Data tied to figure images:
_ _ _ _ _ _ _

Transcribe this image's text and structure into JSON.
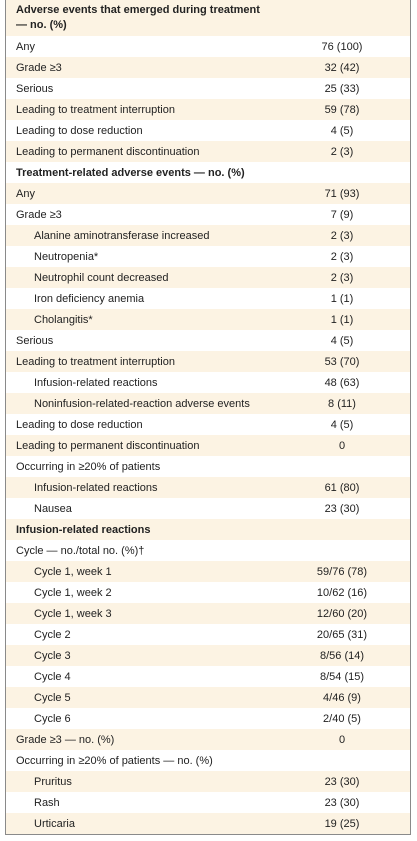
{
  "table": {
    "sections": [
      {
        "title": "Adverse events that emerged during treatment — no. (%)",
        "rows": [
          {
            "label": "Any",
            "value": "76 (100)"
          },
          {
            "label": "Grade ≥3",
            "value": "32 (42)"
          },
          {
            "label": "Serious",
            "value": "25 (33)"
          },
          {
            "label": "Leading to treatment interruption",
            "value": "59 (78)"
          },
          {
            "label": "Leading to dose reduction",
            "value": "4 (5)"
          },
          {
            "label": "Leading to permanent discontinuation",
            "value": "2 (3)"
          }
        ]
      },
      {
        "title": "Treatment-related adverse events — no. (%)",
        "rows": [
          {
            "label": "Any",
            "value": "71 (93)"
          },
          {
            "label": "Grade ≥3",
            "value": "7 (9)",
            "subrows": [
              {
                "label": "Alanine aminotransferase increased",
                "value": "2 (3)"
              },
              {
                "label": "Neutropenia*",
                "value": "2 (3)"
              },
              {
                "label": "Neutrophil count decreased",
                "value": "2 (3)"
              },
              {
                "label": "Iron deficiency anemia",
                "value": "1 (1)"
              },
              {
                "label": "Cholangitis*",
                "value": "1 (1)"
              }
            ]
          },
          {
            "label": "Serious",
            "value": "4 (5)"
          },
          {
            "label": "Leading to treatment interruption",
            "value": "53 (70)",
            "subrows": [
              {
                "label": "Infusion-related reactions",
                "value": "48 (63)"
              },
              {
                "label": "Noninfusion-related-reaction adverse events",
                "value": "8 (11)"
              }
            ]
          },
          {
            "label": "Leading to dose reduction",
            "value": "4 (5)"
          },
          {
            "label": "Leading to permanent discontinuation",
            "value": "0"
          },
          {
            "label": "Occurring in ≥20% of patients",
            "subrows": [
              {
                "label": "Infusion-related reactions",
                "value": "61 (80)"
              },
              {
                "label": "Nausea",
                "value": "23 (30)"
              }
            ]
          }
        ]
      },
      {
        "title": "Infusion-related reactions",
        "rows": [
          {
            "label": "Cycle — no./total no. (%)†",
            "subrows": [
              {
                "label": "Cycle 1, week 1",
                "value": "59/76 (78)"
              },
              {
                "label": "Cycle 1, week 2",
                "value": "10/62 (16)"
              },
              {
                "label": "Cycle 1, week 3",
                "value": "12/60 (20)"
              },
              {
                "label": "Cycle 2",
                "value": "20/65 (31)"
              },
              {
                "label": "Cycle 3",
                "value": "8/56 (14)"
              },
              {
                "label": "Cycle 4",
                "value": "8/54 (15)"
              },
              {
                "label": "Cycle 5",
                "value": "4/46 (9)"
              },
              {
                "label": "Cycle 6",
                "value": "2/40 (5)"
              }
            ]
          },
          {
            "label": "Grade ≥3 — no. (%)",
            "value": "0"
          },
          {
            "label": "Occurring in ≥20% of patients — no. (%)",
            "subrows": [
              {
                "label": "Pruritus",
                "value": "23 (30)"
              },
              {
                "label": "Rash",
                "value": "23 (30)"
              },
              {
                "label": "Urticaria",
                "value": "19 (25)"
              }
            ]
          }
        ]
      }
    ]
  }
}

_ _ _ _ _ _ _

### TASK TO CARRY OUT
In the copy, no pictures should appear; the records themselves must be repeated exactly.

### EXERCISE RESPONSE
Transcribe this image's text and structure into JSON.
{
  "table": {
    "sections": [
      {
        "title": "Adverse events that emerged during treatment — no. (%)",
        "rows": [
          {
            "label": "Any",
            "value": "76 (100)"
          },
          {
            "label": "Grade ≥3",
            "value": "32 (42)"
          },
          {
            "label": "Serious",
            "value": "25 (33)"
          },
          {
            "label": "Leading to treatment interruption",
            "value": "59 (78)"
          },
          {
            "label": "Leading to dose reduction",
            "value": "4 (5)"
          },
          {
            "label": "Leading to permanent discontinuation",
            "value": "2 (3)"
          }
        ]
      },
      {
        "title": "Treatment-related adverse events — no. (%)",
        "rows": [
          {
            "label": "Any",
            "value": "71 (93)"
          },
          {
            "label": "Grade ≥3",
            "value": "7 (9)",
            "subrows": [
              {
                "label": "Alanine aminotransferase increased",
                "value": "2 (3)"
              },
              {
                "label": "Neutropenia*",
                "value": "2 (3)"
              },
              {
                "label": "Neutrophil count decreased",
                "value": "2 (3)"
              },
              {
                "label": "Iron deficiency anemia",
                "value": "1 (1)"
              },
              {
                "label": "Cholangitis*",
                "value": "1 (1)"
              }
            ]
          },
          {
            "label": "Serious",
            "value": "4 (5)"
          },
          {
            "label": "Leading to treatment interruption",
            "value": "53 (70)",
            "subrows": [
              {
                "label": "Infusion-related reactions",
                "value": "48 (63)"
              },
              {
                "label": "Noninfusion-related-reaction adverse events",
                "value": "8 (11)"
              }
            ]
          },
          {
            "label": "Leading to dose reduction",
            "value": "4 (5)"
          },
          {
            "label": "Leading to permanent discontinuation",
            "value": "0"
          },
          {
            "label": "Occurring in ≥20% of patients",
            "subrows": [
              {
                "label": "Infusion-related reactions",
                "value": "61 (80)"
              },
              {
                "label": "Nausea",
                "value": "23 (30)"
              }
            ]
          }
        ]
      },
      {
        "title": "Infusion-related reactions",
        "rows": [
          {
            "label": "Cycle — no./total no. (%)†",
            "subrows": [
              {
                "label": "Cycle 1, week 1",
                "value": "59/76 (78)"
              },
              {
                "label": "Cycle 1, week 2",
                "value": "10/62 (16)"
              },
              {
                "label": "Cycle 1, week 3",
                "value": "12/60 (20)"
              },
              {
                "label": "Cycle 2",
                "value": "20/65 (31)"
              },
              {
                "label": "Cycle 3",
                "value": "8/56 (14)"
              },
              {
                "label": "Cycle 4",
                "value": "8/54 (15)"
              },
              {
                "label": "Cycle 5",
                "value": "4/46 (9)"
              },
              {
                "label": "Cycle 6",
                "value": "2/40 (5)"
              }
            ]
          },
          {
            "label": "Grade ≥3 — no. (%)",
            "value": "0"
          },
          {
            "label": "Occurring in ≥20% of patients — no. (%)",
            "subrows": [
              {
                "label": "Pruritus",
                "value": "23 (30)"
              },
              {
                "label": "Rash",
                "value": "23 (30)"
              },
              {
                "label": "Urticaria",
                "value": "19 (25)"
              }
            ]
          }
        ]
      }
    ]
  }
}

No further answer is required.